--- START OF DATASET ENTRIES ---

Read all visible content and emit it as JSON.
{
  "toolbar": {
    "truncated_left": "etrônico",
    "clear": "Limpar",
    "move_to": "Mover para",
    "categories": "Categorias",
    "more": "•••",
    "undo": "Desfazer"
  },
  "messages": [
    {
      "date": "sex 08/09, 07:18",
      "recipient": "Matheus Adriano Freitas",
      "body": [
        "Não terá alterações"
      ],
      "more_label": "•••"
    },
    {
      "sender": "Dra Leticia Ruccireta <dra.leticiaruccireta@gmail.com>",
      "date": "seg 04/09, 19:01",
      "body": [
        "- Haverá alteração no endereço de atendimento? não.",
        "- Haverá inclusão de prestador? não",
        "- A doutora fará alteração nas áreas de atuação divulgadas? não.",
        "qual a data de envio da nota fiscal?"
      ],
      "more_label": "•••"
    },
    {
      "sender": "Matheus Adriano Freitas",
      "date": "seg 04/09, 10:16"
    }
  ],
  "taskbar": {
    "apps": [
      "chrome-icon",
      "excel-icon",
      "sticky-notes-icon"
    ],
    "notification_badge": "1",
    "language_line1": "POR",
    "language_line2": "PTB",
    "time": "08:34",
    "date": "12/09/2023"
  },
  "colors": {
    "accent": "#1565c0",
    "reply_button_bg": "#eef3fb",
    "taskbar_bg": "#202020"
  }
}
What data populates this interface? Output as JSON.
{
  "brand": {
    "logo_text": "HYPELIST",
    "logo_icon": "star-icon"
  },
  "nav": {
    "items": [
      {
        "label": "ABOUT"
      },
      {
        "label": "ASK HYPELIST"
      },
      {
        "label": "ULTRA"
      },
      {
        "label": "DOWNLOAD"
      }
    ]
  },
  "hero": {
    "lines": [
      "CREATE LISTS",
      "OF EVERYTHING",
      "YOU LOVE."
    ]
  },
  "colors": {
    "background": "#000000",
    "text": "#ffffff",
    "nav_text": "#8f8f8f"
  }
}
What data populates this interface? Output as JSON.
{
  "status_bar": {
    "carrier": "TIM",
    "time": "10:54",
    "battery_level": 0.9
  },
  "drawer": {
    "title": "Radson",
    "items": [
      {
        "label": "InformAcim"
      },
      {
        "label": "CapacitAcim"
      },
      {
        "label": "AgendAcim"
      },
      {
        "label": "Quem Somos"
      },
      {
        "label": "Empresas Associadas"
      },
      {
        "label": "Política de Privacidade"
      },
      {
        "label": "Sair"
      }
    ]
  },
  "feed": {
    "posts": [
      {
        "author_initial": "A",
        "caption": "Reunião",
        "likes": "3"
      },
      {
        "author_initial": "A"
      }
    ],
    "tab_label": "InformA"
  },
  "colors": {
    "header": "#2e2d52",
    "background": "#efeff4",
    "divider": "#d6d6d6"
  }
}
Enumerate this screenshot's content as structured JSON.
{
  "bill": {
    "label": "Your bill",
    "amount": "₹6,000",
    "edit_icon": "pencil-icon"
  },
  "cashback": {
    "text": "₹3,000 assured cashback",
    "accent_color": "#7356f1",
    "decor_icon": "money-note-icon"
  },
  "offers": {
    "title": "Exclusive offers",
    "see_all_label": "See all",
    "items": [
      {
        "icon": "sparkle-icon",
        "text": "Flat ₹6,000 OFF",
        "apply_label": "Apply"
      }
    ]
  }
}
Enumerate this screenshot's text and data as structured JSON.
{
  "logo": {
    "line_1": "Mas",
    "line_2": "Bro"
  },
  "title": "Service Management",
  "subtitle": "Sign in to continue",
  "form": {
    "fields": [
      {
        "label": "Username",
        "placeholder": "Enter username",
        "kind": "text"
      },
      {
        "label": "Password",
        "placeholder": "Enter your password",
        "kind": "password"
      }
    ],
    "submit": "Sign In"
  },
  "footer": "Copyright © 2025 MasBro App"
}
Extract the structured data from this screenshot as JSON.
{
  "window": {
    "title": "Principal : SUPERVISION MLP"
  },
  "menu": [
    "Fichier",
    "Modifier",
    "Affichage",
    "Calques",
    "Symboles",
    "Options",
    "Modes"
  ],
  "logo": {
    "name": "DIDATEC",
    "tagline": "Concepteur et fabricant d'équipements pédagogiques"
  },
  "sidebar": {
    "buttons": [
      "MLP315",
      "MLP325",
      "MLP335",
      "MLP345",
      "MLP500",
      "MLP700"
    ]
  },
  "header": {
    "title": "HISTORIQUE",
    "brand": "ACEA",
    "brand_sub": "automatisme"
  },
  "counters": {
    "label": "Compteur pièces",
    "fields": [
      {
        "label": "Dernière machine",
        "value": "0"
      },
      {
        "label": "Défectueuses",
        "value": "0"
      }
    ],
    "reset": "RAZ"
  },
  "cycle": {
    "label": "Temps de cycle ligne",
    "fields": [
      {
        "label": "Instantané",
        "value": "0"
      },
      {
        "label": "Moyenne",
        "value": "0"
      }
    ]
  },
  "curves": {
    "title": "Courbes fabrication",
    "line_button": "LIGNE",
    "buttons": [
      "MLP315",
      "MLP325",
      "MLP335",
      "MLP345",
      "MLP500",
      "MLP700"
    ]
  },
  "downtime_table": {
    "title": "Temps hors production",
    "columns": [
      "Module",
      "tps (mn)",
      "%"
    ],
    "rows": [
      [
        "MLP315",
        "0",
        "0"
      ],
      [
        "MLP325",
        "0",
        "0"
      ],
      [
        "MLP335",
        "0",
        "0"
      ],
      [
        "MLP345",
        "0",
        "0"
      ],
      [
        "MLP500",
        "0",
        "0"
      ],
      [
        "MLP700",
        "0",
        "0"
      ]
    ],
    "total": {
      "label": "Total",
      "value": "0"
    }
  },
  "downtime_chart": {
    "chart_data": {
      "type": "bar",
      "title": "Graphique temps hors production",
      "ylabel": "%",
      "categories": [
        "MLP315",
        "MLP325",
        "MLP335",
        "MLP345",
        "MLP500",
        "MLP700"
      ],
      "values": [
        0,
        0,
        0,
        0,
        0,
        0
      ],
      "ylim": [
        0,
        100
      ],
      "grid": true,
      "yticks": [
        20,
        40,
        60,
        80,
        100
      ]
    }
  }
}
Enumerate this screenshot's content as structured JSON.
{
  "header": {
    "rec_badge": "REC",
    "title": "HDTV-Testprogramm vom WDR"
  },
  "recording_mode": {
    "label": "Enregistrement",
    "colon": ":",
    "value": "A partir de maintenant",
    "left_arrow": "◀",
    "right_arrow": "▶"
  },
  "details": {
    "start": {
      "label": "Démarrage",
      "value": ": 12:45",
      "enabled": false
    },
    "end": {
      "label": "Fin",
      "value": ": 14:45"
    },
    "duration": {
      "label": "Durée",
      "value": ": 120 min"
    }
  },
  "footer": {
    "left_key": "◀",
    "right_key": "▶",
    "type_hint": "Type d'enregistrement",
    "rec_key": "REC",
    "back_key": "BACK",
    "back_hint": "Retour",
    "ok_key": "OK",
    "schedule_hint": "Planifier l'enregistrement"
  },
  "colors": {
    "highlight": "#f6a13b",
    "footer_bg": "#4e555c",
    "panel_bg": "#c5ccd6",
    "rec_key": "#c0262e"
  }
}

--- END OF DATASET ENTRIES ---

■ **TASK DIRECTIONS**: Find how many lines include the string "Sign" and report that number alone.

■ **RESULT OF THIS TASK**: 2